Copy the data precisely, keeping every character.

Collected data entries

+ + + +

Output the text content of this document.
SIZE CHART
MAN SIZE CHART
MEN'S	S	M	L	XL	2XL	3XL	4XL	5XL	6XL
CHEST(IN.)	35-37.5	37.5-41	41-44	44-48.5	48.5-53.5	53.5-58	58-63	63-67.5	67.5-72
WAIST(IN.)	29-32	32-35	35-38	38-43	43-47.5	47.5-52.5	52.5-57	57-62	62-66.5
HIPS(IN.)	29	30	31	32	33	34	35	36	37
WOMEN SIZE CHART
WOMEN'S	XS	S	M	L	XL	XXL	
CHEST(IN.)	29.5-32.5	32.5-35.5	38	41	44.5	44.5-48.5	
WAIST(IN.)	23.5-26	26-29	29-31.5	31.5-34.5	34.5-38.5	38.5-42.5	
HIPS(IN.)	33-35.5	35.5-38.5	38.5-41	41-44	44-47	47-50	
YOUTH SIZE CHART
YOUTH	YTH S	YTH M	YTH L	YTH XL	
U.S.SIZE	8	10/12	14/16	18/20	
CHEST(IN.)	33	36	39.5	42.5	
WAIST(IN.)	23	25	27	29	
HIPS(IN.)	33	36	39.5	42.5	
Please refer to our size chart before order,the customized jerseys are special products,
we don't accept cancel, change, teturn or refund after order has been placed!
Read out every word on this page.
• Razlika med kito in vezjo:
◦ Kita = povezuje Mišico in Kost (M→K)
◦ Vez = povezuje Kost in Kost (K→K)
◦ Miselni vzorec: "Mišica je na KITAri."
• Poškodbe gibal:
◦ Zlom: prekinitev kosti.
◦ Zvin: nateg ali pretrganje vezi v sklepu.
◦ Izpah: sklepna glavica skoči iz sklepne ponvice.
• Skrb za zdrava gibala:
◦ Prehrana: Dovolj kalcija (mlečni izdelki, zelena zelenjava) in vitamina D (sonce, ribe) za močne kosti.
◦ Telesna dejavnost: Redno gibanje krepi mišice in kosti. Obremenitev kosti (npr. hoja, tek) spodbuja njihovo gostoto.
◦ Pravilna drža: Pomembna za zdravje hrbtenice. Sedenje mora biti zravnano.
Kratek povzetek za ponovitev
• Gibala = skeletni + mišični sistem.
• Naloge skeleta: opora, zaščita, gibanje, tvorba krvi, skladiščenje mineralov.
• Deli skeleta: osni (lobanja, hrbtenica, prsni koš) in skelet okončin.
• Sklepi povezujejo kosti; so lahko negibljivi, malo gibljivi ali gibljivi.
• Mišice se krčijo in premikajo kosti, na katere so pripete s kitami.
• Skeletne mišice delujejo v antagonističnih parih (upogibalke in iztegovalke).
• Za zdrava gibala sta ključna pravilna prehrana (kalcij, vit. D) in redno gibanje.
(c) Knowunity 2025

+ + + +

* [Output for this exercise]:
Output the text content of this document.
SIZE CHART
MAN SIZE CHART
MEN'S	S	M	L	XL	2XL	3XL	4XL	5XL	6XL
CHEST(IN.)	35-37.5	37.5-41	41-44	44-48.5	48.5-53.5	53.5-58	58-63	63-67.5	67.5-72
WAIST(IN.)	29-32	32-35	35-38	38-43	43-47.5	47.5-52.5	52.5-57	57-62	62-66.5
HIPS(IN.)	29	30	31	32	33	34	35	36	37
WOMEN SIZE CHART
WOMEN'S	XS	S	M	L	XL	XXL	
CHEST(IN.)	29.5-32.5	32.5-35.5	38	41	44.5	44.5-48.5	
WAIST(IN.)	23.5-26	26-29	29-31.5	31.5-34.5	34.5-38.5	38.5-42.5	
HIPS(IN.)	33-35.5	35.5-38.5	38.5-41	41-44	44-47	47-50	
YOUTH SIZE CHART
YOUTH	YTH S	YTH M	YTH L	YTH XL	
U.S.SIZE	8	10/12	14/16	18/20	
CHEST(IN.)	33	36	39.5	42.5	
WAIST(IN.)	23	25	27	29	
HIPS(IN.)	33	36	39.5	42.5	
Please refer to our size chart before order,the customized jerseys are special products,
we don't accept cancel, change, teturn or refund after order has been placed!
Read out every word on this page.
• Razlika med kito in vezjo:
◦ Kita = povezuje Mišico in Kost (M→K)
◦ Vez = povezuje Kost in Kost (K→K)
◦ Miselni vzorec: "Mišica je na KITAri."
• Poškodbe gibal:
◦ Zlom: prekinitev kosti.
◦ Zvin: nateg ali pretrganje vezi v sklepu.
◦ Izpah: sklepna glavica skoči iz sklepne ponvice.
• Skrb za zdrava gibala:
◦ Prehrana: Dovolj kalcija (mlečni izdelki, zelena zelenjava) in vitamina D (sonce, ribe) za močne kosti.
◦ Telesna dejavnost: Redno gibanje krepi mišice in kosti. Obremenitev kosti (npr. hoja, tek) spodbuja njihovo gostoto.
◦ Pravilna drža: Pomembna za zdravje hrbtenice. Sedenje mora biti zravnano.
Kratek povzetek za ponovitev
• Gibala = skeletni + mišični sistem.
• Naloge skeleta: opora, zaščita, gibanje, tvorba krvi, skladiščenje mineralov.
• Deli skeleta: osni (lobanja, hrbtenica, prsni koš) in skelet okončin.
• Sklepi povezujejo kosti; so lahko negibljivi, malo gibljivi ali gibljivi.
• Mišice se krčijo in premikajo kosti, na katere so pripete s kitami.
• Skeletne mišice delujejo v antagonističnih parih (upogibalke in iztegovalke).
• Za zdrava gibala sta ključna pravilna prehrana (kalcij, vit. D) in redno gibanje.
(c) Knowunity 2025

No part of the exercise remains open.